### [DO THIS]
All of the material should be reproduced exactly, with pictures left out.

### [SUPPLIED DATA]
# # # # # # #
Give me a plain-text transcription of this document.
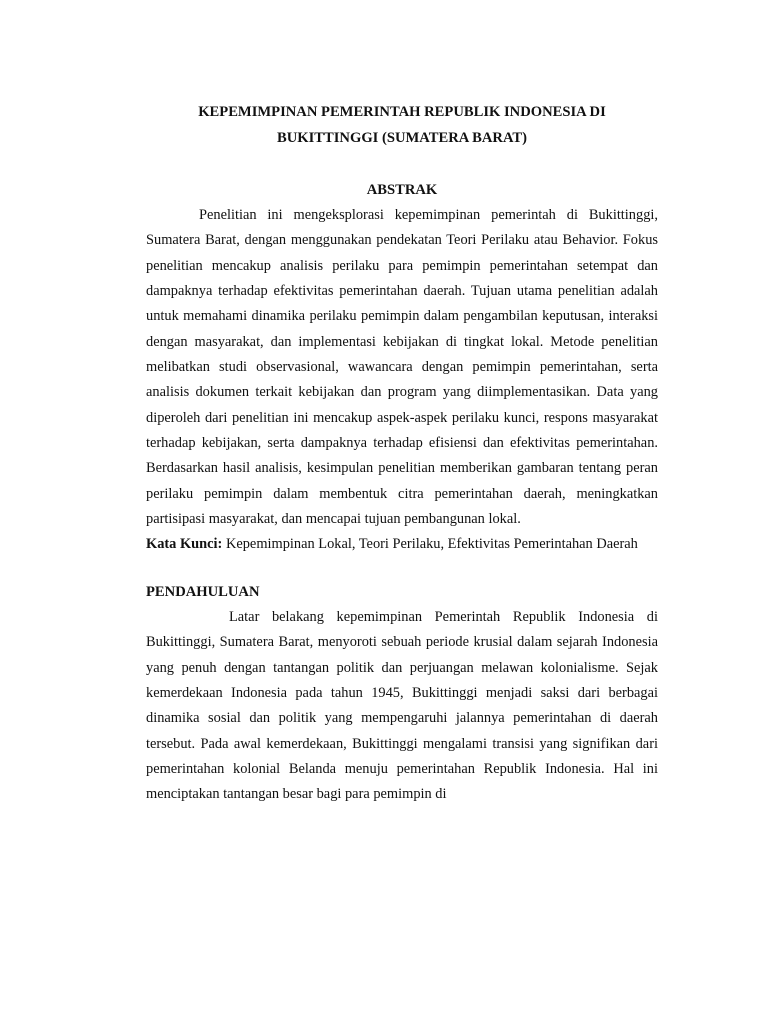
KEPEMIMPINAN PEMERINTAH REPUBLIK INDONESIA DI
BUKITTINGGI (SUMATERA BARAT)
ABSTRAK

Penelitian ini mengeksplorasi kepemimpinan pemerintah di Bukittinggi, Sumatera Barat, dengan menggunakan pendekatan Teori Perilaku atau Behavior. Fokus penelitian mencakup analisis perilaku para pemimpin pemerintahan setempat dan dampaknya terhadap efektivitas pemerintahan daerah. Tujuan utama penelitian adalah untuk memahami dinamika perilaku pemimpin dalam pengambilan keputusan, interaksi dengan masyarakat, dan implementasi kebijakan di tingkat lokal. Metode penelitian melibatkan studi observasional, wawancara dengan pemimpin pemerintahan, serta analisis dokumen terkait kebijakan dan program yang diimplementasikan. Data yang diperoleh dari penelitian ini mencakup aspek-aspek perilaku kunci, respons masyarakat terhadap kebijakan, serta dampaknya terhadap efisiensi dan efektivitas pemerintahan. Berdasarkan hasil analisis, kesimpulan penelitian memberikan gambaran tentang peran perilaku pemimpin dalam membentuk citra pemerintahan daerah, meningkatkan partisipasi masyarakat, dan mencapai tujuan pembangunan lokal.

Kata Kunci: Kepemimpinan Lokal, Teori Perilaku, Efektivitas Pemerintahan Daerah

PENDAHULUAN

Latar belakang kepemimpinan Pemerintah Republik Indonesia di Bukittinggi, Sumatera Barat, menyoroti sebuah periode krusial dalam sejarah Indonesia yang penuh dengan tantangan politik dan perjuangan melawan kolonialisme. Sejak kemerdekaan Indonesia pada tahun 1945, Bukittinggi menjadi saksi dari berbagai dinamika sosial dan politik yang mempengaruhi jalannya pemerintahan di daerah tersebut. Pada awal kemerdekaan, Bukittinggi mengalami transisi yang signifikan dari pemerintahan kolonial Belanda menuju pemerintahan Republik Indonesia. Hal ini menciptakan tantangan besar bagi para pemimpin di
# # # # # # #
### [WRITTEN SOLUTION]
Give me a plain-text transcription of this document.
KEPEMIMPINAN PEMERINTAH REPUBLIK INDONESIA DI
BUKITTINGGI (SUMATERA BARAT)
ABSTRAK

Penelitian ini mengeksplorasi kepemimpinan pemerintah di Bukittinggi, Sumatera Barat, dengan menggunakan pendekatan Teori Perilaku atau Behavior. Fokus penelitian mencakup analisis perilaku para pemimpin pemerintahan setempat dan dampaknya terhadap efektivitas pemerintahan daerah. Tujuan utama penelitian adalah untuk memahami dinamika perilaku pemimpin dalam pengambilan keputusan, interaksi dengan masyarakat, dan implementasi kebijakan di tingkat lokal. Metode penelitian melibatkan studi observasional, wawancara dengan pemimpin pemerintahan, serta analisis dokumen terkait kebijakan dan program yang diimplementasikan. Data yang diperoleh dari penelitian ini mencakup aspek-aspek perilaku kunci, respons masyarakat terhadap kebijakan, serta dampaknya terhadap efisiensi dan efektivitas pemerintahan. Berdasarkan hasil analisis, kesimpulan penelitian memberikan gambaran tentang peran perilaku pemimpin dalam membentuk citra pemerintahan daerah, meningkatkan partisipasi masyarakat, dan mencapai tujuan pembangunan lokal.

Kata Kunci: Kepemimpinan Lokal, Teori Perilaku, Efektivitas Pemerintahan Daerah

PENDAHULUAN

Latar belakang kepemimpinan Pemerintah Republik Indonesia di Bukittinggi, Sumatera Barat, menyoroti sebuah periode krusial dalam sejarah Indonesia yang penuh dengan tantangan politik dan perjuangan melawan kolonialisme. Sejak kemerdekaan Indonesia pada tahun 1945, Bukittinggi menjadi saksi dari berbagai dinamika sosial dan politik yang mempengaruhi jalannya pemerintahan di daerah tersebut. Pada awal kemerdekaan, Bukittinggi mengalami transisi yang signifikan dari pemerintahan kolonial Belanda menuju pemerintahan Republik Indonesia. Hal ini menciptakan tantangan besar bagi para pemimpin di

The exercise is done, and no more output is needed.